Records from a collection

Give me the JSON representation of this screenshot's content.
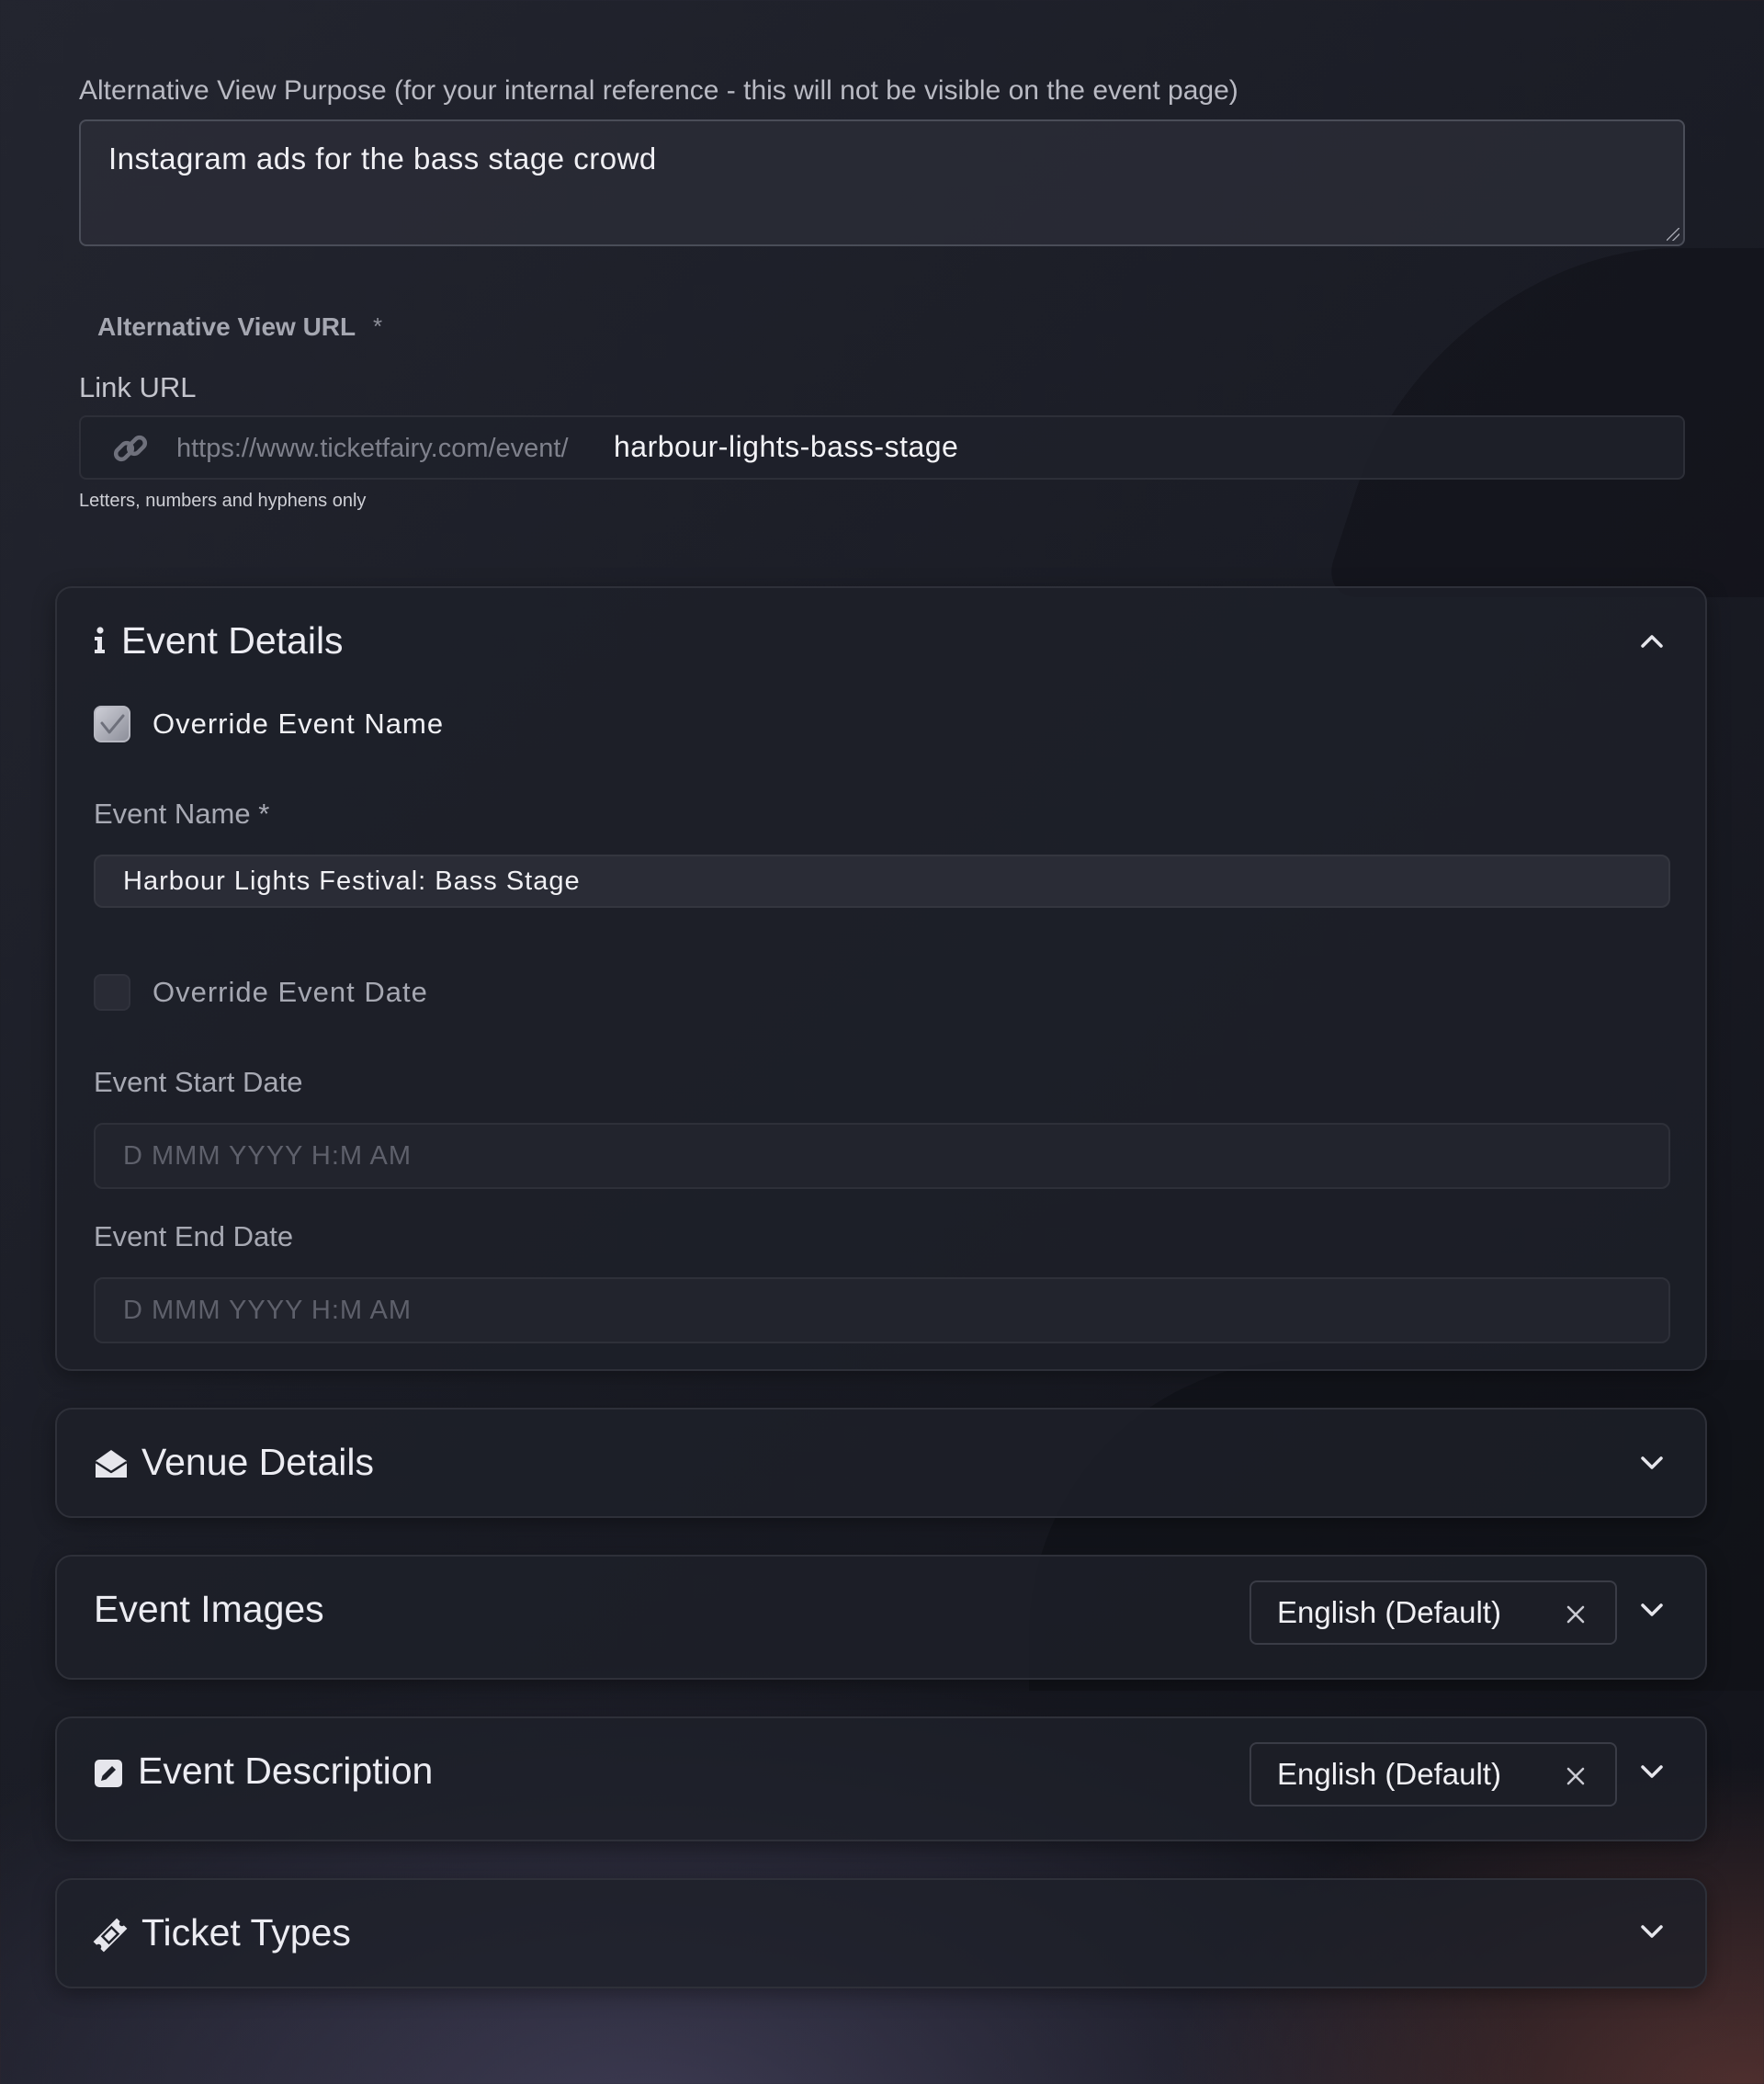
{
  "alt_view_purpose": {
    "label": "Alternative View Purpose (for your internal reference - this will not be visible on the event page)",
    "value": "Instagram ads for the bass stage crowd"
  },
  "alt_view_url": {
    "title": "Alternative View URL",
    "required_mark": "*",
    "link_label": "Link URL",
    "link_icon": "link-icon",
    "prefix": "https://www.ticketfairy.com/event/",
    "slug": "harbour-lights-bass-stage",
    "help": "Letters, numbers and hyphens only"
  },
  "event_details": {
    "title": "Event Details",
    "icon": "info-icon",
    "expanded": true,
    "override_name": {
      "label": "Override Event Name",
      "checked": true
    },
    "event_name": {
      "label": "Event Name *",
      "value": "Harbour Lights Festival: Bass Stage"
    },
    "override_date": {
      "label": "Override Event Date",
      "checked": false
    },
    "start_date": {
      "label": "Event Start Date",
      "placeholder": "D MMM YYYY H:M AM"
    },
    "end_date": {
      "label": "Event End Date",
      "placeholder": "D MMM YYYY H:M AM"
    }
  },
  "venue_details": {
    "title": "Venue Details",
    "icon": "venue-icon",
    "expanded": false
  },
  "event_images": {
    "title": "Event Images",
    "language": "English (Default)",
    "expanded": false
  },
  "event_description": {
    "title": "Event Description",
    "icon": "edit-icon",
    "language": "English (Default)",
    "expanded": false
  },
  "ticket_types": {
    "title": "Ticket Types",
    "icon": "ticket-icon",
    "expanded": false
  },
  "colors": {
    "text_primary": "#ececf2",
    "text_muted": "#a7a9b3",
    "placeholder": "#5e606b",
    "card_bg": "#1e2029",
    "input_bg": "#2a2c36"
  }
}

...

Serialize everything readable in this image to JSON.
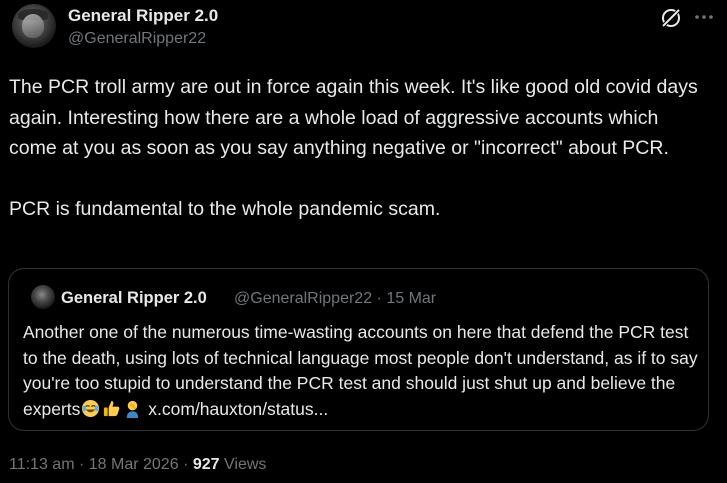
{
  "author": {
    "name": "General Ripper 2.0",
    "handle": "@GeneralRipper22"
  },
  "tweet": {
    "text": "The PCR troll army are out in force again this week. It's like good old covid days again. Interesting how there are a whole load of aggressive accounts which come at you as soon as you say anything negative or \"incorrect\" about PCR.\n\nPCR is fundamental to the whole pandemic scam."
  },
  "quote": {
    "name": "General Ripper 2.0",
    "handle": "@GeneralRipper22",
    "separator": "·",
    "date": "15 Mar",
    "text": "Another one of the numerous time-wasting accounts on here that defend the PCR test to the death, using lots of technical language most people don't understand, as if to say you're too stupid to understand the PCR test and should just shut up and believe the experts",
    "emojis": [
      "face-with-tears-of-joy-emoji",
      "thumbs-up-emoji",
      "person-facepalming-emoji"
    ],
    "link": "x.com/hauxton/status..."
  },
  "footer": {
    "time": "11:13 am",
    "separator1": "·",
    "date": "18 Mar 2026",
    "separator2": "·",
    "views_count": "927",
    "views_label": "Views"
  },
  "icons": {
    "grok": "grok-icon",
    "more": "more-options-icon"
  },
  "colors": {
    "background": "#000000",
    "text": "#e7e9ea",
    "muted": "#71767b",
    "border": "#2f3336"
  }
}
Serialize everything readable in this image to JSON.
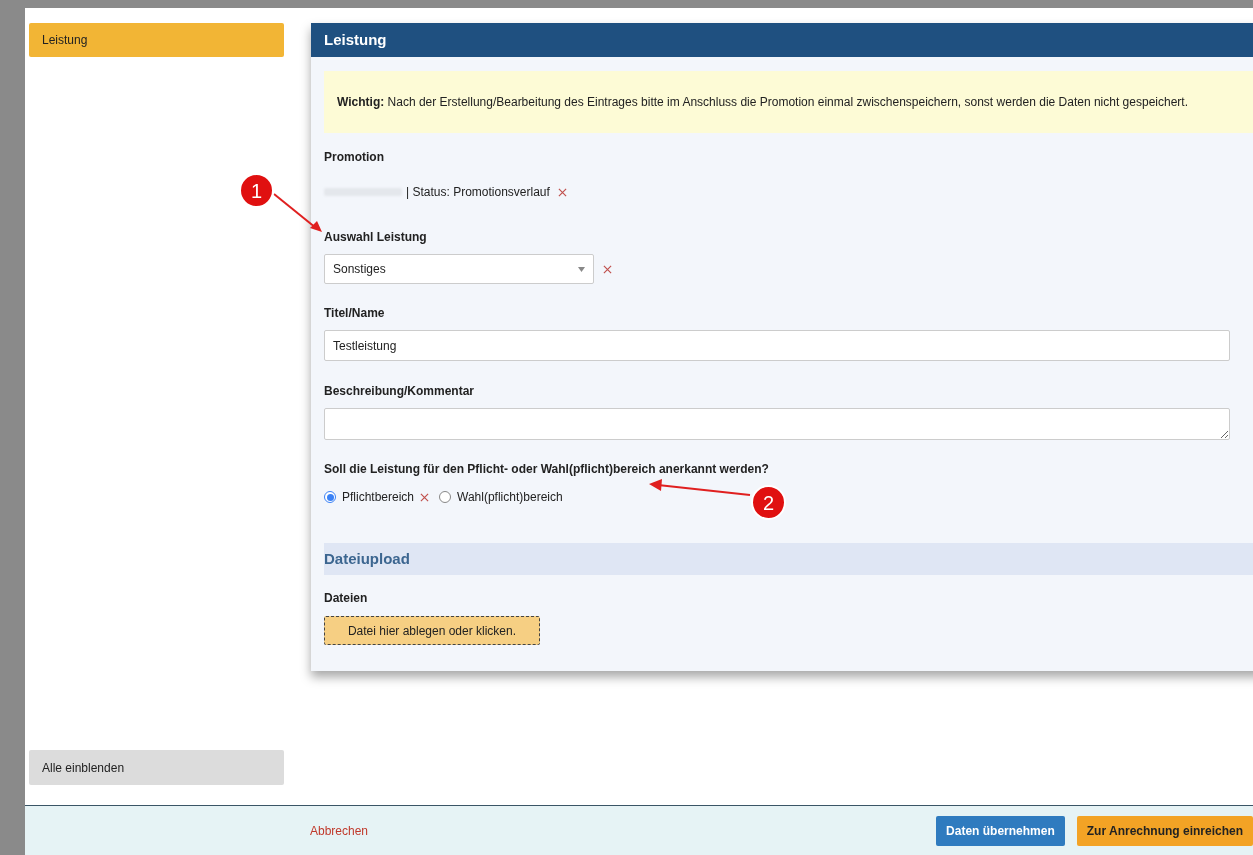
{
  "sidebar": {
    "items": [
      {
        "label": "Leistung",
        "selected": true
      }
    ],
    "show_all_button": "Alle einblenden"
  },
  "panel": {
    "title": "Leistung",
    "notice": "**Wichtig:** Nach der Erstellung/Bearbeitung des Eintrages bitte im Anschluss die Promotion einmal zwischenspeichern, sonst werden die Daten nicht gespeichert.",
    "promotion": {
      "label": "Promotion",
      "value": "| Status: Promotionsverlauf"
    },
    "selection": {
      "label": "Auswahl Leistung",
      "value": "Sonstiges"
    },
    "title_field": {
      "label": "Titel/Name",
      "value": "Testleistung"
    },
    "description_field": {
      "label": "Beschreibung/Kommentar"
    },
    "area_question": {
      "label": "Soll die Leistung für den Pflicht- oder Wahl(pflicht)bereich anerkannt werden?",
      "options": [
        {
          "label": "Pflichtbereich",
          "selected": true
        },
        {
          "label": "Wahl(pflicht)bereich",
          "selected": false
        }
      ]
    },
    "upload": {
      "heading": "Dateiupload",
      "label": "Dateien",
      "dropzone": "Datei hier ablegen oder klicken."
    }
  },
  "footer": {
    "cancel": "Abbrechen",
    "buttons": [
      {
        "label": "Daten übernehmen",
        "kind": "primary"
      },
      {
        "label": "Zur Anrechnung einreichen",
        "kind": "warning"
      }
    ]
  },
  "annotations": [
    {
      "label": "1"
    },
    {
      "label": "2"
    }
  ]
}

What needs to be done
Where a line of the records above holds the word "value", copy that line.

Expected answer
    "value": "Instagram ads for the bass stage crowd"
      "value": "Harbour Lights Festival: Bass Stage"
      "value": "| Status: Promotionsverlauf"
      "value": "Sonstiges"
      "value": "Testleistung"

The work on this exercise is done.